Exercise details:
Transcribe the material in full. Nothing should differ except that the pictures are left out.
####################
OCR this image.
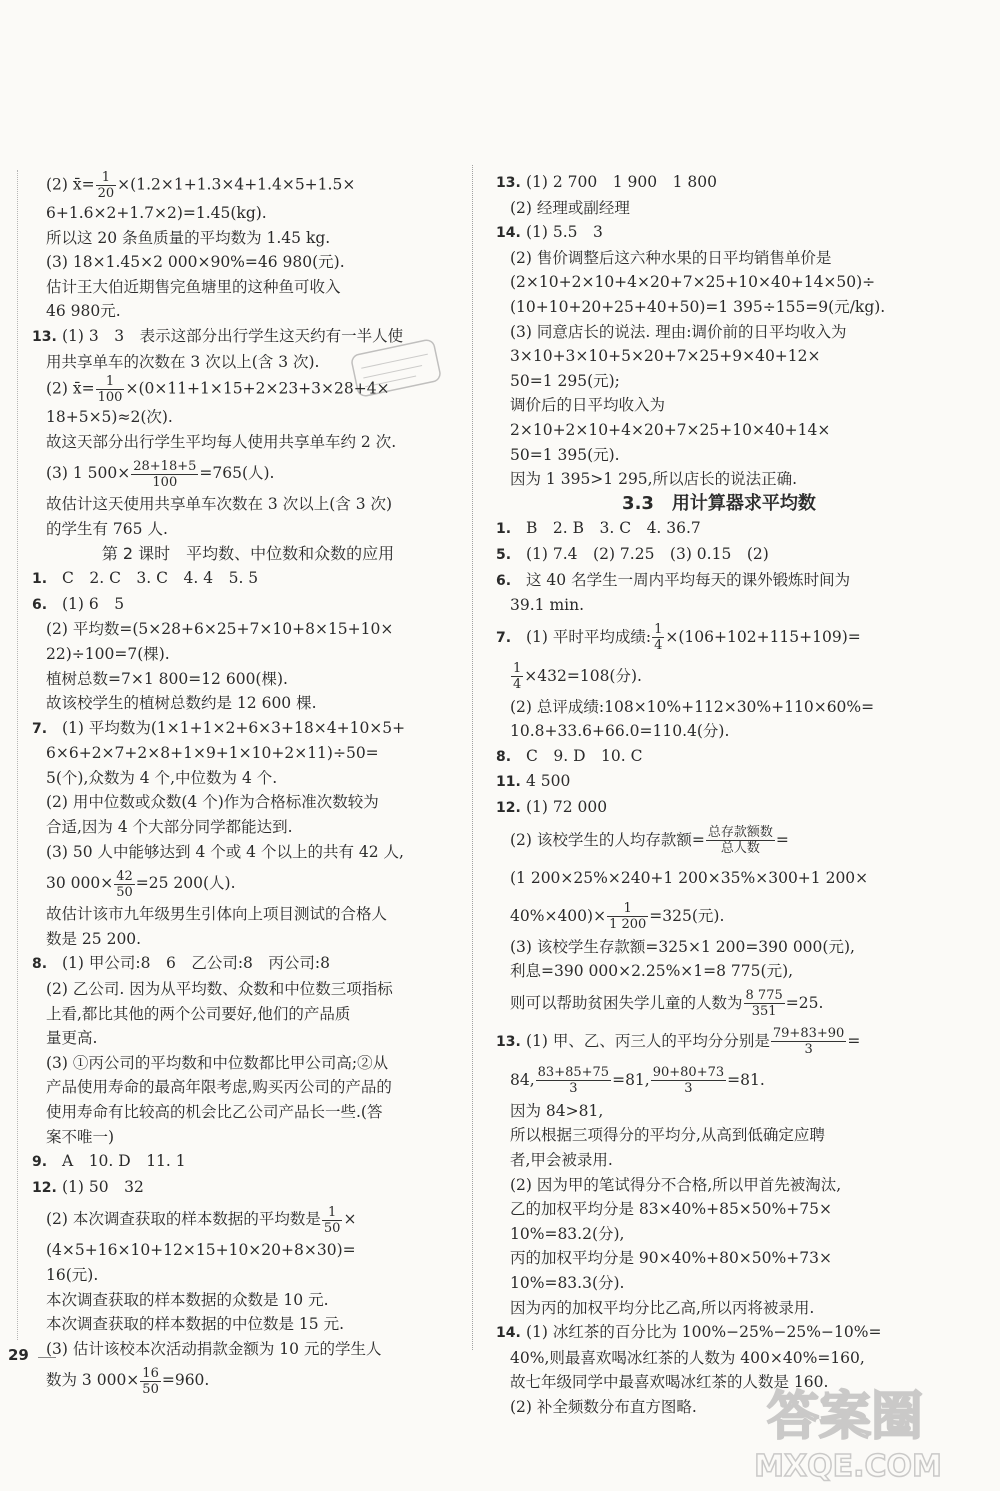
(2) x̄= $\frac{1}{20} \times(1.2\times 1+1.3\times 4+1.4\times 5+1.5\times$
6+1.6×2+1.7×2)=1.45(kg).
所以这 20 条鱼质量的平均数为 1.45 kg.
(3) 18×1.45×2 000×90%=46 980(元).
估计王大伯近期售完鱼塘里的这种鱼可收入
46 980元.
13. (1) 3　3　表示这部分出行学生这天约有一半人使
用共享单车的次数在 3 次以上(含 3 次).
(2) x̄= $\frac{1}{100} \times(0\times 11+1\times 15+2\times 23+3\times 28+4\times$
18+5×5)≈2(次).
故这天部分出行学生平均每人使用共享单车约 2 次.
(3) 1 $500\times \frac{28+18+5}{100} =765$(人).
故估计这天使用共享单车次数在 3 次以上(含 3 次)
的学生有 765 人.
第 2 课时　平均数、中位数和众数的应用
1. C　2. C　3. C　4. 4　5. 5
6. (1) 6　5
(2) 平均数=(5×28+6×25+7×10+8×15+10×
22)÷100=7(棵).
植树总数=7×1 800=12 600(棵).
故该校学生的植树总数约是 12 600 棵.
7. (1) 平均数为(1×1+1×2+6×3+18×4+10×5+
6×6+2×7+2×8+1×9+1×10+2×11)÷50=
5(个),众数为 4 个,中位数为 4 个.
(2) 用中位数或众数(4 个)作为合格标准次数较为
合适,因为 4 个大部分同学都能达到.
(3) 50 人中能够达到 4 个或 4 个以上的共有 42 人,
30 $000\times \frac{42}{50} =25$ 200(人).
故估计该市九年级男生引体向上项目测试的合格人
数是 25 200.
8. (1) 甲公司:8　6　乙公司:8　丙公司:8
(2) 乙公司. 因为从平均数、众数和中位数三项指标
上看,都比其他的两个公司要好,他们的产品质
量更高.
(3) ①丙公司的平均数和中位数都比甲公司高;②从
产品使用寿命的最高年限考虑,购买丙公司的产品的
使用寿命有比较高的机会比乙公司产品长一些.(答
案不唯一)
9. A　10. D　11. 1
12. (1) 50　32
(2) 本次调查获取的样本数据的平均数是 $\frac{1}{50}$ ×
(4×5+16×10+12×15+10×20+8×30)=
16(元).
本次调查获取的样本数据的众数是 10 元.
本次调查获取的样本数据的中位数是 15 元.
(3) 估计该校本次活动捐款金额为 10 元的学生人
数为 3 $000\times \frac{16}{50} =960$.
13. (1) 2 700　1 900　1 800
(2) 经理或副经理
14. (1) 5.5　3
(2) 售价调整后这六种水果的日平均销售单价是
(2×10+2×10+4×20+7×25+10×40+14×50)÷
(10+10+20+25+40+50)=1 395÷155=9(元/kg).
(3) 同意店长的说法. 理由:调价前的日平均收入为
3×10+3×10+5×20+7×25+9×40+12×
50=1 295(元);
调价后的日平均收入为
2×10+2×10+4×20+7×25+10×40+14×
50=1 395(元).
因为 1 395>1 295,所以店长的说法正确.
3.3　用计算器求平均数
1. B　2. B　3. C　4. 36.7
5. (1) 7.4　(2) 7.25　(3) 0.15　(2)
6. 这 40 名学生一周内平均每天的课外锻炼时间为
39.1 min.
7. (1) 平时平均成绩: $\frac{1}{4} \times(106+102+115+109)=$
$\frac{1}{4} \times 432=108$(分).
(2) 总评成绩:108×10%+112×30%+110×60%=
10.8+33.6+66.0=110.4(分).
8. C　9. D　10. C
11. 4 500
12. (1) 72 000
(2) 该校学生的人均存款额= $\frac{\text{总存款额数}}{\text{总人数}}$ =
(1 200×25%×240+1 200×35%×300+1 200×
$40\%\times 400)\times \frac{1}{1 200} =325$(元).
(3) 该校学生存款额=325×1 200=390 000(元),
利息=390 000×2.25%×1=8 775(元),
则可以帮助贫困失学儿童的人数为 $\frac{8 775}{351} =25$.
13. (1) 甲、乙、丙三人的平均分分别是 $\frac{79+83+90}{3}$ =
84, $\frac{83+85+75}{3} =81$, $\frac{90+80+73}{3} =81$.
因为 84>81,
所以根据三项得分的平均分,从高到低确定应聘
者,甲会被录用.
(2) 因为甲的笔试得分不合格,所以甲首先被淘汰,
乙的加权平均分是 83×40%+85×50%+75×
10%=83.2(分),
丙的加权平均分是 90×40%+80×50%+73×
10%=83.3(分).
因为丙的加权平均分比乙高,所以丙将被录用.
14. (1) 冰红茶的百分比为 100%−25%−25%−10%=
40%,则最喜欢喝冰红茶的人数为 400×40%=160,
故七年级同学中最喜欢喝冰红茶的人数是 160.
(2) 补全频数分布直方图略.
29
答案圈
MXQE.COM
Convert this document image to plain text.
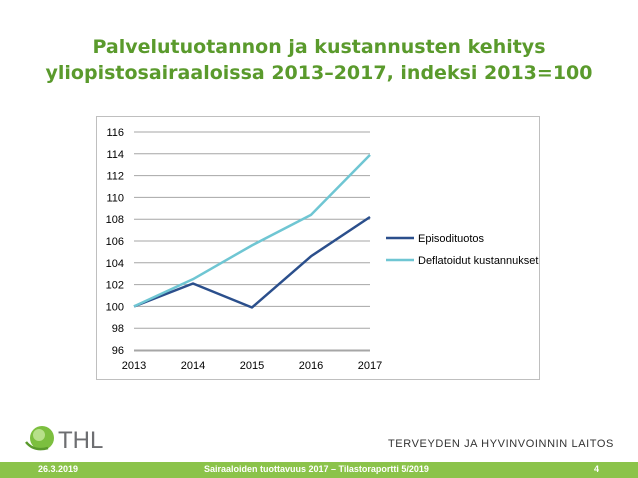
Palvelutuotannon ja kustannusten kehitys
yliopistosairaaloissa 2013–2017, indeksi 2013=100
96
98
100
102
104
106
108
110
112
114
116
2013	2014	2015	2016	2017
Episodituotos
Deflatoidut kustannukset
THL	TERVEYDEN JA HYVINVOINNIN LAITOS
26.3.2019	Sairaaloiden tuottavuus 2017 – Tilastoraportti 5/2019	4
####################
Problem solution:
OCR this image.
(2) x̄= $\frac{1}{20} \times(1.2\times 1+1.3\times 4+1.4\times 5+1.5\times$
6+1.6×2+1.7×2)=1.45(kg).
所以这 20 条鱼质量的平均数为 1.45 kg.
(3) 18×1.45×2 000×90%=46 980(元).
估计王大伯近期售完鱼塘里的这种鱼可收入
46 980元.
13. (1) 3　3　表示这部分出行学生这天约有一半人使
用共享单车的次数在 3 次以上(含 3 次).
(2) x̄= $\frac{1}{100} \times(0\times 11+1\times 15+2\times 23+3\times 28+4\times$
18+5×5)≈2(次).
故这天部分出行学生平均每人使用共享单车约 2 次.
(3) 1 $500\times \frac{28+18+5}{100} =765$(人).
故估计这天使用共享单车次数在 3 次以上(含 3 次)
的学生有 765 人.
第 2 课时　平均数、中位数和众数的应用
1. C　2. C　3. C　4. 4　5. 5
6. (1) 6　5
(2) 平均数=(5×28+6×25+7×10+8×15+10×
22)÷100=7(棵).
植树总数=7×1 800=12 600(棵).
故该校学生的植树总数约是 12 600 棵.
7. (1) 平均数为(1×1+1×2+6×3+18×4+10×5+
6×6+2×7+2×8+1×9+1×10+2×11)÷50=
5(个),众数为 4 个,中位数为 4 个.
(2) 用中位数或众数(4 个)作为合格标准次数较为
合适,因为 4 个大部分同学都能达到.
(3) 50 人中能够达到 4 个或 4 个以上的共有 42 人,
30 $000\times \frac{42}{50} =25$ 200(人).
故估计该市九年级男生引体向上项目测试的合格人
数是 25 200.
8. (1) 甲公司:8　6　乙公司:8　丙公司:8
(2) 乙公司. 因为从平均数、众数和中位数三项指标
上看,都比其他的两个公司要好,他们的产品质
量更高.
(3) ①丙公司的平均数和中位数都比甲公司高;②从
产品使用寿命的最高年限考虑,购买丙公司的产品的
使用寿命有比较高的机会比乙公司产品长一些.(答
案不唯一)
9. A　10. D　11. 1
12. (1) 50　32
(2) 本次调查获取的样本数据的平均数是 $\frac{1}{50}$ ×
(4×5+16×10+12×15+10×20+8×30)=
16(元).
本次调查获取的样本数据的众数是 10 元.
本次调查获取的样本数据的中位数是 15 元.
(3) 估计该校本次活动捐款金额为 10 元的学生人
数为 3 $000\times \frac{16}{50} =960$.
13. (1) 2 700　1 900　1 800
(2) 经理或副经理
14. (1) 5.5　3
(2) 售价调整后这六种水果的日平均销售单价是
(2×10+2×10+4×20+7×25+10×40+14×50)÷
(10+10+20+25+40+50)=1 395÷155=9(元/kg).
(3) 同意店长的说法. 理由:调价前的日平均收入为
3×10+3×10+5×20+7×25+9×40+12×
50=1 295(元);
调价后的日平均收入为
2×10+2×10+4×20+7×25+10×40+14×
50=1 395(元).
因为 1 395>1 295,所以店长的说法正确.
3.3　用计算器求平均数
1. B　2. B　3. C　4. 36.7
5. (1) 7.4　(2) 7.25　(3) 0.15　(2)
6. 这 40 名学生一周内平均每天的课外锻炼时间为
39.1 min.
7. (1) 平时平均成绩: $\frac{1}{4} \times(106+102+115+109)=$
$\frac{1}{4} \times 432=108$(分).
(2) 总评成绩:108×10%+112×30%+110×60%=
10.8+33.6+66.0=110.4(分).
8. C　9. D　10. C
11. 4 500
12. (1) 72 000
(2) 该校学生的人均存款额= $\frac{\text{总存款额数}}{\text{总人数}}$ =
(1 200×25%×240+1 200×35%×300+1 200×
$40\%\times 400)\times \frac{1}{1 200} =325$(元).
(3) 该校学生存款额=325×1 200=390 000(元),
利息=390 000×2.25%×1=8 775(元),
则可以帮助贫困失学儿童的人数为 $\frac{8 775}{351} =25$.
13. (1) 甲、乙、丙三人的平均分分别是 $\frac{79+83+90}{3}$ =
84, $\frac{83+85+75}{3} =81$, $\frac{90+80+73}{3} =81$.
因为 84>81,
所以根据三项得分的平均分,从高到低确定应聘
者,甲会被录用.
(2) 因为甲的笔试得分不合格,所以甲首先被淘汰,
乙的加权平均分是 83×40%+85×50%+75×
10%=83.2(分),
丙的加权平均分是 90×40%+80×50%+73×
10%=83.3(分).
因为丙的加权平均分比乙高,所以丙将被录用.
14. (1) 冰红茶的百分比为 100%−25%−25%−10%=
40%,则最喜欢喝冰红茶的人数为 400×40%=160,
故七年级同学中最喜欢喝冰红茶的人数是 160.
(2) 补全频数分布直方图略.
29
答案圈
MXQE.COM
Convert this document image to plain text.
Palvelutuotannon ja kustannusten kehitys
yliopistosairaaloissa 2013–2017, indeksi 2013=100
96
98
100
102
104
106
108
110
112
114
116
2013	2014	2015	2016	2017
Episodituotos
Deflatoidut kustannukset
THL	TERVEYDEN JA HYVINVOINNIN LAITOS
26.3.2019	Sairaaloiden tuottavuus 2017 – Tilastoraportti 5/2019	4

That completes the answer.